#### WORK INSTRUCTIONS:
Keep writing the Lumia 520 phone review below, picking up right after its last sentence.

# Nokia Lumia 520 in-depth Review



## gizmo96 (Jul 15, 2013)

Hi Guys,This is Gizmo96 again and this is an in-depth review of the Nokia Lumia 520.It is an entry-level Windows Phone 8 device with a Price Tag of Rs.9500.So let’s start the Review Now!

*Design*
*i.imgur.com/aBUJEg5l.jpg
*i.imgur.com/B8XxG6cl.jpg

The first thing that flashes in the eye when you take a look at this phone is its colour.The lumia 520 is available in a variety of colours like blue,black white,red,yellow.Its nice to see such vibrant colours rather than the traditional White and Black panels.The front of the phone has some sensors on the top with the earpiece.Below it we have the 4 inch 800x480 pixel screen with a Pixel Density of 233 .On the bottom are the capacitive buttons for Back,Home and Bing search respectively.On the top is the 3.5mm heaphone jack.The Back of the Phone has a 5 megapixel camera without a flash.There is also a speaker on the bottom right which is fairly loud and nice.On the sides we have the volume rocker,power button and a dedicated camera key.The Back of the phone is removable which reveals a 1430mAh battery and a micro sim slot and memory card slot.Overall the phone is designed really well,at 124 grams the Lumia  520 is really light and feels perfect in the hand.Although,the back is made up of plastic,it doesn't feel that cheap
*i.imgur.com/B8XxG6cl.jpg

*Software*
*i.imgur.com/yWlZTDrl.jpg
The Lumia 520 runs on the latest iterartion of the Windows Phone operating system which is Windows Phone 8.As a first time user,I was impressed by Windows Phone 8 and its metro interface.As soon as you unlock your device,you get a flat live tiles screen.The sizes of these tiles can be changed according to what you like.You can also change the colour,arrangement and background of these tiles.We have a variety of colours to choose from.SO,This is kind of a  homescreen on Windows Phone 8 where you can arrange all your favourite apps.The live tiles also show you your notifications.The tiles pull out your data and keep on updating like the photo tile shows random photos from your album.Swiping across the top reveals the status bar where you get your standard notifications like bluetooth message etc.As you swipe towards the left,You get your app drawer which has each and every app installed on this phone.You can pin any of the app to your homescreen.

#### DATA SHOWN:
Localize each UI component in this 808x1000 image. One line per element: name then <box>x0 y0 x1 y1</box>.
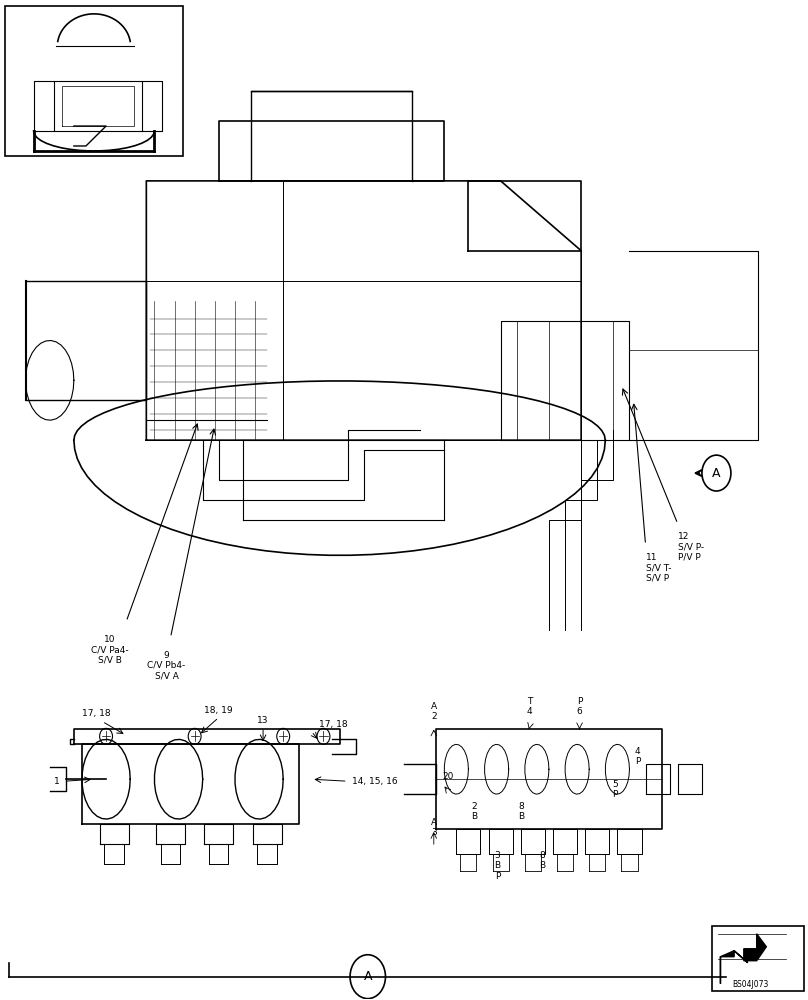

#### RESULT BELOW:
*i.imgur.com/dcNeCo6l.jpg
*i.imgur.com/gmHqA76l.jpg
And,Speaking of Apps,here’s where the things get a little dicy.The Windows Phone 8 app store isnt much developed yet because many of the famous apps of iOS and Android are not yet available officialy.For example,If I search up Instagram,I get various 3rd party apps which work well but there is no official app for.Same is the case with SOundCloud.I use metrogram for insagram and audiocloud for soundcloud.The 3rd party apps work great but you miss the latest features from the official apps Like the instagram video support.Same is the case with Games too.Most of them arent available on windows phone 8 although there are many notable titles like Asphalt 7,NFS Hot Pursuit,Assassin’s Creed,Temple run and the angry birds series.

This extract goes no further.